> [The request] Pull every line containing the word "name" from the records.

--- start Excerpted data ---

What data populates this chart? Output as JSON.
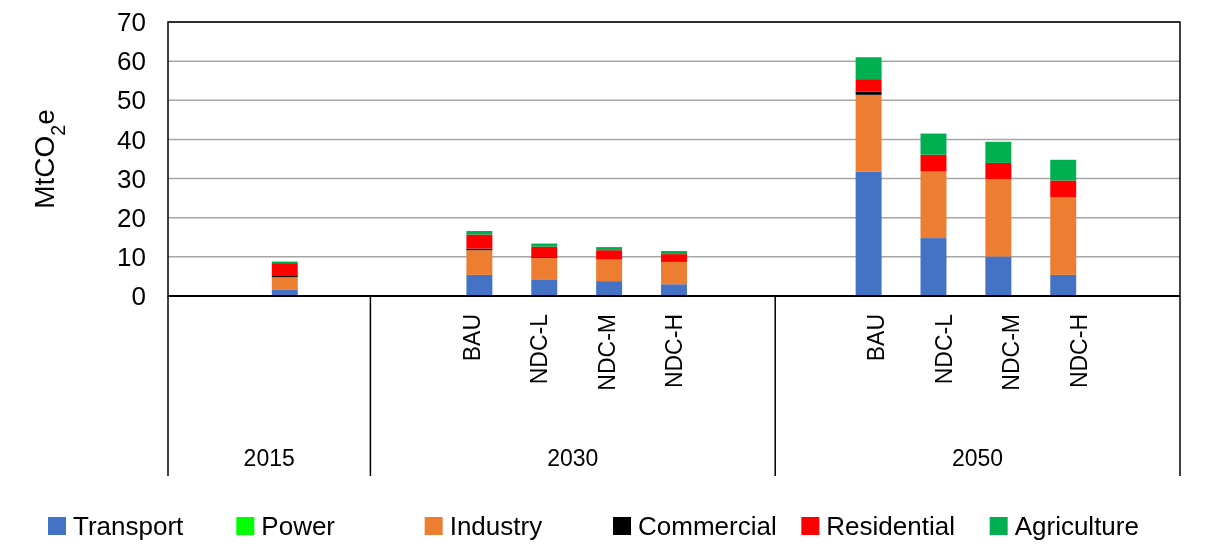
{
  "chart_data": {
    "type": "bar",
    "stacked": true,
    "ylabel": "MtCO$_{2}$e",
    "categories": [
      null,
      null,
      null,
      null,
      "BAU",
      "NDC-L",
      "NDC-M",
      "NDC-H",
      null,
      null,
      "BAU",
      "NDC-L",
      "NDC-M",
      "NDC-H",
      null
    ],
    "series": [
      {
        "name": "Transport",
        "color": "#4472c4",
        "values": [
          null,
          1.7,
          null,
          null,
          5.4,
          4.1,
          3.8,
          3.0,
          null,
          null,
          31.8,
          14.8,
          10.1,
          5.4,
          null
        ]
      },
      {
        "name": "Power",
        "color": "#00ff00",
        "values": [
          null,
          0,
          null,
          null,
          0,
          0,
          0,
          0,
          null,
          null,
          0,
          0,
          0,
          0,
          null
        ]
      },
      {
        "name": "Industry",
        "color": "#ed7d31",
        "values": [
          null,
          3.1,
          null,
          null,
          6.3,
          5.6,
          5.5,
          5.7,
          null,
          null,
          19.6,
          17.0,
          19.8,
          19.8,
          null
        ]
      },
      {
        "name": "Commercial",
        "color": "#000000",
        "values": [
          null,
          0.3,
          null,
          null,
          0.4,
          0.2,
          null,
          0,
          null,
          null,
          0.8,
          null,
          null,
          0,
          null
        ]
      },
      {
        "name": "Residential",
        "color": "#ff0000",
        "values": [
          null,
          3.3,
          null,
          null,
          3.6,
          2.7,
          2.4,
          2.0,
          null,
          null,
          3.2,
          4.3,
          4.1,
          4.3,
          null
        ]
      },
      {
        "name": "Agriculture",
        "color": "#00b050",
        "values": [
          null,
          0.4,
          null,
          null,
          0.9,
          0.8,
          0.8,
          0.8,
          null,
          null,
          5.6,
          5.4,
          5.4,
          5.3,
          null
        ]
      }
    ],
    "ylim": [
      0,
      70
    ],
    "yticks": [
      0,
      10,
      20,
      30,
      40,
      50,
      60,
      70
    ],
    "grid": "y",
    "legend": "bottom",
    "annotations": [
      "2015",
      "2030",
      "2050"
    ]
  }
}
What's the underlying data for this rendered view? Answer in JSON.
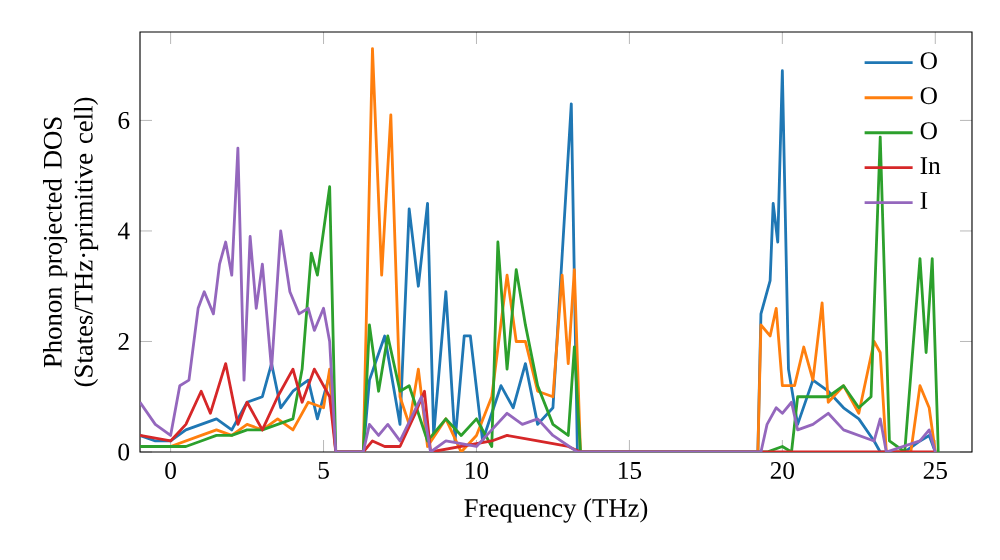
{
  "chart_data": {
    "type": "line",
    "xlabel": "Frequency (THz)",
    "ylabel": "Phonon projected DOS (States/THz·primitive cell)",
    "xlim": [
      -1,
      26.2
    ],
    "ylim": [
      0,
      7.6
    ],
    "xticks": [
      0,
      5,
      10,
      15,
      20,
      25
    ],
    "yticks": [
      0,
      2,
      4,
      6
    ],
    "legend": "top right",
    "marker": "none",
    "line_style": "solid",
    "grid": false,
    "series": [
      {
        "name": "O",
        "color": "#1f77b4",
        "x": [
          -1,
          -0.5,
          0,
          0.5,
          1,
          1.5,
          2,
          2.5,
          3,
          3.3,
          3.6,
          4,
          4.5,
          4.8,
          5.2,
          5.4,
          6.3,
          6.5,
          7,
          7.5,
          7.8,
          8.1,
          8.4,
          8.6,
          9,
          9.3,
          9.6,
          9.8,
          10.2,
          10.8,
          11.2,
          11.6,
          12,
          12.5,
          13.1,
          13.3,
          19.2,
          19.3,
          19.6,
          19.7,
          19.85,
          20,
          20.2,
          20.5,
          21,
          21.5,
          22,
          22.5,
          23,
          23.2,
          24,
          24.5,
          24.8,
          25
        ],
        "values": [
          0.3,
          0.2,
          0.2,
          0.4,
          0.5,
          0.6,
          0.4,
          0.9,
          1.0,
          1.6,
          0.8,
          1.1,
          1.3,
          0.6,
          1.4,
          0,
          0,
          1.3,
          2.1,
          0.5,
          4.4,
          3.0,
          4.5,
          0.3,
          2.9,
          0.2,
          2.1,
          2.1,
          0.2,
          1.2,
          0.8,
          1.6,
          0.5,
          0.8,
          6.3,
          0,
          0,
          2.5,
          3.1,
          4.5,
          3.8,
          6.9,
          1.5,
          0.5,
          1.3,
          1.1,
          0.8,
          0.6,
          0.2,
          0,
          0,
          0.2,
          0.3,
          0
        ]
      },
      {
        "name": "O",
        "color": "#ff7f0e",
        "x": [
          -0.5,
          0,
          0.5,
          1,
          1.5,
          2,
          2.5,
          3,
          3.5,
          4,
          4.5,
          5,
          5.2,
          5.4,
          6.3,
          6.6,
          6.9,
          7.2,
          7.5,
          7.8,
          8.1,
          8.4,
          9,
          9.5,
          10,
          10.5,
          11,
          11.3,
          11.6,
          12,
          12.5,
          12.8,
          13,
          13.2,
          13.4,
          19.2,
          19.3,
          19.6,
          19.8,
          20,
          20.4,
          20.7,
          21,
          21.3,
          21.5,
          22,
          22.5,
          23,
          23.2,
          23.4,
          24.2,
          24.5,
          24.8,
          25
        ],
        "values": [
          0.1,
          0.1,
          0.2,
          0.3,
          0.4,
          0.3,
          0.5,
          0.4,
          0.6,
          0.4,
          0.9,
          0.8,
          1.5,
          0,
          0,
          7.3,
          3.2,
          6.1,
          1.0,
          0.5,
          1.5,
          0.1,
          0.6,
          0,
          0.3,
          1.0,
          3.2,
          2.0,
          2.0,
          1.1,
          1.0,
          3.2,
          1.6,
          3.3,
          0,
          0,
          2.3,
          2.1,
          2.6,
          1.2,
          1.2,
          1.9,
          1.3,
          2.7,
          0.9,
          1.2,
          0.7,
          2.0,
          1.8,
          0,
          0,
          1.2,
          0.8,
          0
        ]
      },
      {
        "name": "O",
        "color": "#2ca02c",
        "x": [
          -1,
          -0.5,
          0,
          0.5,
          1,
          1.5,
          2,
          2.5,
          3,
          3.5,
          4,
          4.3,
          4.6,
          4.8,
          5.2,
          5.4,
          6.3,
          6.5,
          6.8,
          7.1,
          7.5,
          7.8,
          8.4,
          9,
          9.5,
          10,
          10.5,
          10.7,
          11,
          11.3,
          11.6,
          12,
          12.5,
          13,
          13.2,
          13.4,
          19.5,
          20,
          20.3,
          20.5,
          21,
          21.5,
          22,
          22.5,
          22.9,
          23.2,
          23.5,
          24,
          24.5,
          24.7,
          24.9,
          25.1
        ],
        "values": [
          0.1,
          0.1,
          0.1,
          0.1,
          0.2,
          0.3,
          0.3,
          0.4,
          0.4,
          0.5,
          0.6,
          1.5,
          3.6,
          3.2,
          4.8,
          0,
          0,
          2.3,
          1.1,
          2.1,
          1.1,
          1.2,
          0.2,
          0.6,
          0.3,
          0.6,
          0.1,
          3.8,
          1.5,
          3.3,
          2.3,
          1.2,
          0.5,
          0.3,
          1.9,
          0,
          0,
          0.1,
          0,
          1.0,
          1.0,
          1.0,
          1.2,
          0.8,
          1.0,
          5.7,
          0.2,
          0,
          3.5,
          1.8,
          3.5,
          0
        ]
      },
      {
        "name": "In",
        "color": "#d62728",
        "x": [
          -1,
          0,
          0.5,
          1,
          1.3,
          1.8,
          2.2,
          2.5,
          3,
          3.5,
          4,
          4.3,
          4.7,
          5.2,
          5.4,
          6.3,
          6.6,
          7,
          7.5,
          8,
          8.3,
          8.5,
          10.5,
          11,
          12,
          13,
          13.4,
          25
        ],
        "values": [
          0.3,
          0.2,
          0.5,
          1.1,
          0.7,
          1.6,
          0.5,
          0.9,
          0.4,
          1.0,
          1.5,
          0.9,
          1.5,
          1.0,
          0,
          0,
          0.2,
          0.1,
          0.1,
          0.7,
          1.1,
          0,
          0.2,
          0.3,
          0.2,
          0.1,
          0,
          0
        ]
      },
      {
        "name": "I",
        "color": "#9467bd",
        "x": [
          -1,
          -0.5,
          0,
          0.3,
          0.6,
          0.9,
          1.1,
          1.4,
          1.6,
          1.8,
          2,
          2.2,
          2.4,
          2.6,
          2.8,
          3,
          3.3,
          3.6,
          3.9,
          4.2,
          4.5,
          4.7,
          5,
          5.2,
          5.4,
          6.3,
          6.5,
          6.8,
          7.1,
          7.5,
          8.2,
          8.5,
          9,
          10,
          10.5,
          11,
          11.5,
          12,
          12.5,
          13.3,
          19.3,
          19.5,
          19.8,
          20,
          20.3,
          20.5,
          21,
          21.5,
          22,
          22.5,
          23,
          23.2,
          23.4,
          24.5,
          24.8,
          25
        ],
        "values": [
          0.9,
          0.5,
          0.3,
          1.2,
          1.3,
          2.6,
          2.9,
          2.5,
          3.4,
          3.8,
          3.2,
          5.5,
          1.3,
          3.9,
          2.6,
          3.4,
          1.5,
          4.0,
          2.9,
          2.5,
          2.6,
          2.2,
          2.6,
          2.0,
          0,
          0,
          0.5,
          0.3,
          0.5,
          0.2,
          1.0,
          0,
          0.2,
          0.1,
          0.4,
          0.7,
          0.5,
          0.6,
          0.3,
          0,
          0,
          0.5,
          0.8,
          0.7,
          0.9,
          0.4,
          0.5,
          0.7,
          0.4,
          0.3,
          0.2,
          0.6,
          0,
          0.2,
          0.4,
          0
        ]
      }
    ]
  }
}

--- end Excerpted data ---

> [Task result]
        "name": "Transport",
        "name": "Power",
        "name": "Industry",
        "name": "Commercial",
        "name": "Residential",
        "name": "Agriculture",
        "name": "O",
        "name": "O",
        "name": "O",
        "name": "In",
        "name": "I",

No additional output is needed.